### Required work
Lift every line from the entries that includes the word "wtedy".

-=-=-

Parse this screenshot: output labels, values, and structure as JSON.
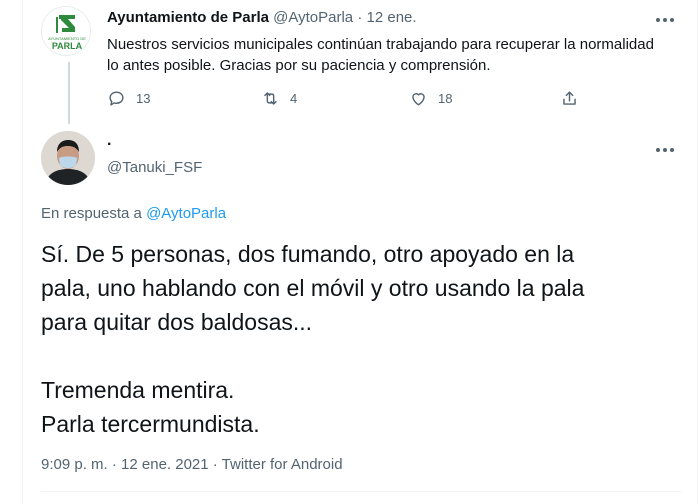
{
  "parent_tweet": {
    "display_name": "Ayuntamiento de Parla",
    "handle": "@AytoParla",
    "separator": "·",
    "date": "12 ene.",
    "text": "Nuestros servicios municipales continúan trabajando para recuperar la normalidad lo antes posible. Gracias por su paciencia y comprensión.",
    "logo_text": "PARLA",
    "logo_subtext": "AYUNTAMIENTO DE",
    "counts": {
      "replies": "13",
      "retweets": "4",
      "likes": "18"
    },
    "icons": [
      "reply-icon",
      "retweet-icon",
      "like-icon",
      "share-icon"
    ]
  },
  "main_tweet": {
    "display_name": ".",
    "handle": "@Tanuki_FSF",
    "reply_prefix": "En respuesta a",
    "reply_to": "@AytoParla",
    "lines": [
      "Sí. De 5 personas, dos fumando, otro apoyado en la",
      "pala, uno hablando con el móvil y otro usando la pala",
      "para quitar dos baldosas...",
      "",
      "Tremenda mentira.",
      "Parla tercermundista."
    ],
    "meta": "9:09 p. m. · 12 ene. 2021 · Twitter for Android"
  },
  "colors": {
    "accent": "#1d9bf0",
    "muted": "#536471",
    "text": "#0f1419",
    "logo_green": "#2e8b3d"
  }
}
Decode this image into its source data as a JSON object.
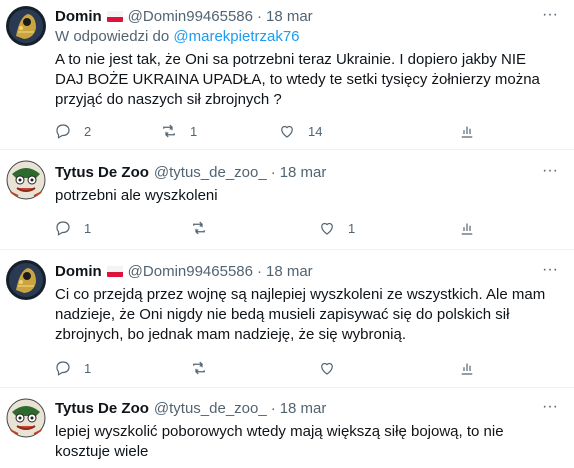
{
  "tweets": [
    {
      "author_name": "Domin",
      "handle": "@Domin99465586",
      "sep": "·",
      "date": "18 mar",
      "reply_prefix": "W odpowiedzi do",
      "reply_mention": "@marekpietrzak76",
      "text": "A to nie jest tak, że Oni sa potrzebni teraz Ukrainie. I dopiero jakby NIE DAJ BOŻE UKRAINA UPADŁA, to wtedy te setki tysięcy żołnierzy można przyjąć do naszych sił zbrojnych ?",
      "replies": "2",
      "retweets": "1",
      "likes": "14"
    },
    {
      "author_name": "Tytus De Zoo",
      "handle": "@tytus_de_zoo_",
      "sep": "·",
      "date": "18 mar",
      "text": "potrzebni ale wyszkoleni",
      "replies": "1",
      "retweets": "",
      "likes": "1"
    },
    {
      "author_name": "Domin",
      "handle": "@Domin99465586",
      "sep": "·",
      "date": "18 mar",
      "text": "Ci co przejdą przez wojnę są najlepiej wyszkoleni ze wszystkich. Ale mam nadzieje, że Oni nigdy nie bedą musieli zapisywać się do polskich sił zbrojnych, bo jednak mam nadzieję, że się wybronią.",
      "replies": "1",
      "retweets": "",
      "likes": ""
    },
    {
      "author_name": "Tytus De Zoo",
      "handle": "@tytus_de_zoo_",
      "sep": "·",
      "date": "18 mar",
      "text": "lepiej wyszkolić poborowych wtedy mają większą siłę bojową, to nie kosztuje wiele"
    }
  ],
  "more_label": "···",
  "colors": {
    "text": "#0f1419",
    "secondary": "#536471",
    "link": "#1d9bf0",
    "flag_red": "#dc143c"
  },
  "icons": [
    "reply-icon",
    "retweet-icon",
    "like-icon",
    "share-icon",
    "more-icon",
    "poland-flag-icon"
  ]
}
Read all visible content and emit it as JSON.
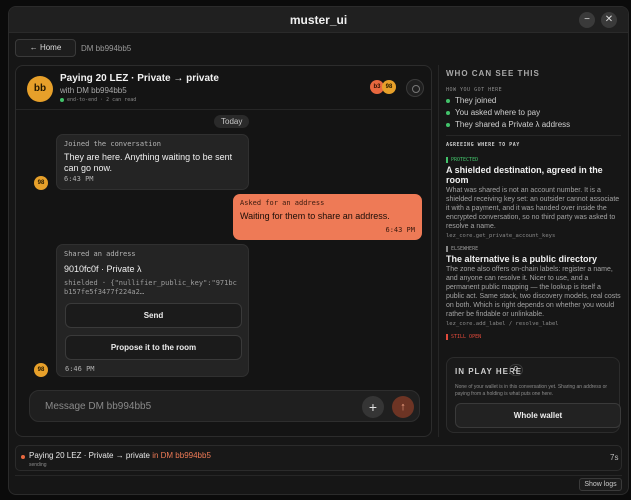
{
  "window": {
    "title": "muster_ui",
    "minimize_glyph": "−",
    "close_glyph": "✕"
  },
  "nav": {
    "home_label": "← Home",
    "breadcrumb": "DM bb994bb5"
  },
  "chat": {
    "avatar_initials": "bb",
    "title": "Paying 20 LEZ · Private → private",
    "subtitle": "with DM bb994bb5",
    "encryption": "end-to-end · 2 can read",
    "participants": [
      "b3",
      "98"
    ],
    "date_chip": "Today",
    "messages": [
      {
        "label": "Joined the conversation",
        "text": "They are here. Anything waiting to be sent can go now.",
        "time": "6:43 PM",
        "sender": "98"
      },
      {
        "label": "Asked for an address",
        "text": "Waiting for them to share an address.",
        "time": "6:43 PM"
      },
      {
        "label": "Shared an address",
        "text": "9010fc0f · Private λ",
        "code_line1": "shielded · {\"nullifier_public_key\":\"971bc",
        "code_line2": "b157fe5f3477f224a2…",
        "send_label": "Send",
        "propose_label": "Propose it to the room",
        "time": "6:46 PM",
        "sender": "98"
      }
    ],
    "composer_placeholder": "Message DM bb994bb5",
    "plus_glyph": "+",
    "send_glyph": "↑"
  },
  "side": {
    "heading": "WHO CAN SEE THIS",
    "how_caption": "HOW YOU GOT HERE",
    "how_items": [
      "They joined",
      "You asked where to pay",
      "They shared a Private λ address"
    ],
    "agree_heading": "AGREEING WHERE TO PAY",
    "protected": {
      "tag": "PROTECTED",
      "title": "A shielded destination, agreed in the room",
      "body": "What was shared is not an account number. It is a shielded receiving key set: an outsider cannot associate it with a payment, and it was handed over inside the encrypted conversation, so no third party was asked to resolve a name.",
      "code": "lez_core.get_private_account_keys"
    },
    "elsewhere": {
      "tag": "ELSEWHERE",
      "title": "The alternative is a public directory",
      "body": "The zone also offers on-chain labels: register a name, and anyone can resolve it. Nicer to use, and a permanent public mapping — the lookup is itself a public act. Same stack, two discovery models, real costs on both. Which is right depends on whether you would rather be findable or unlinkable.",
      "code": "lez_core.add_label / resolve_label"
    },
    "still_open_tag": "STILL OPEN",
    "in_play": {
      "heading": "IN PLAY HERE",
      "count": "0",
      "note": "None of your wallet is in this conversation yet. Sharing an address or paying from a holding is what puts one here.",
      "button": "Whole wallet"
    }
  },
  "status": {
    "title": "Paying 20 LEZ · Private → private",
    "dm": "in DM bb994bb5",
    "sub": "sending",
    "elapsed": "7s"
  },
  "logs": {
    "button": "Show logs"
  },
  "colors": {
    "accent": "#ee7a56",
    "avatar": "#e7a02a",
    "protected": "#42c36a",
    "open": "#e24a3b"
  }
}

-=-=-

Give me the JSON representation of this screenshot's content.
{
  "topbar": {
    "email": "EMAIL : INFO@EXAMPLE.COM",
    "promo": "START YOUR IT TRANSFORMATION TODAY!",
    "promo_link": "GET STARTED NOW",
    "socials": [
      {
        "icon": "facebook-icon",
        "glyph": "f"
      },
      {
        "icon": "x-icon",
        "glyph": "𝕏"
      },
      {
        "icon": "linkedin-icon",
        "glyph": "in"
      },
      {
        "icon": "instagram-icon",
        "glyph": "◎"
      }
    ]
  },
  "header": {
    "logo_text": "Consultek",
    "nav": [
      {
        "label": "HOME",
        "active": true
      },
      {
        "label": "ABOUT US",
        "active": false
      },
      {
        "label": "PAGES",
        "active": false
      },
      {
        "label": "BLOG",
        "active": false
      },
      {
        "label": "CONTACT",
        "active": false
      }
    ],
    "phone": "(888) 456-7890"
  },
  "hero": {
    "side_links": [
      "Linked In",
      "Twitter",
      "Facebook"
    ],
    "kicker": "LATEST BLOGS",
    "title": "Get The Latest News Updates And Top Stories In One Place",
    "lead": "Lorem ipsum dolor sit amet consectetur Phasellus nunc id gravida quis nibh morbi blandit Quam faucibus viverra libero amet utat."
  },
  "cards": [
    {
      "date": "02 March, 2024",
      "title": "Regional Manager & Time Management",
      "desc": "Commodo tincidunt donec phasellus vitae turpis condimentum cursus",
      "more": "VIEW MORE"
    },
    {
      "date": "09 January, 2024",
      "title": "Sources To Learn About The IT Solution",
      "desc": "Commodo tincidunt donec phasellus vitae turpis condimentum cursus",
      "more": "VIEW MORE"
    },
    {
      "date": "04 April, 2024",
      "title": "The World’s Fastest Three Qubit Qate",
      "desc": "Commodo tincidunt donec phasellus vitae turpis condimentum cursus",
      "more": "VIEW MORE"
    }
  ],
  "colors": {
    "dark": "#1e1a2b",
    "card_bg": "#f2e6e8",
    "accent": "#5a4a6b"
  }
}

-=-=-

### Output of the exercise
      "text": "A to nie jest tak, że Oni sa potrzebni teraz Ukrainie. I dopiero jakby NIE DAJ BOŻE UKRAINA UPADŁA, to wtedy te setki tysięcy żołnierzy można przyjąć do naszych sił zbrojnych ?",
      "text": "lepiej wyszkolić poborowych wtedy mają większą siłę bojową, to nie kosztuje wiele"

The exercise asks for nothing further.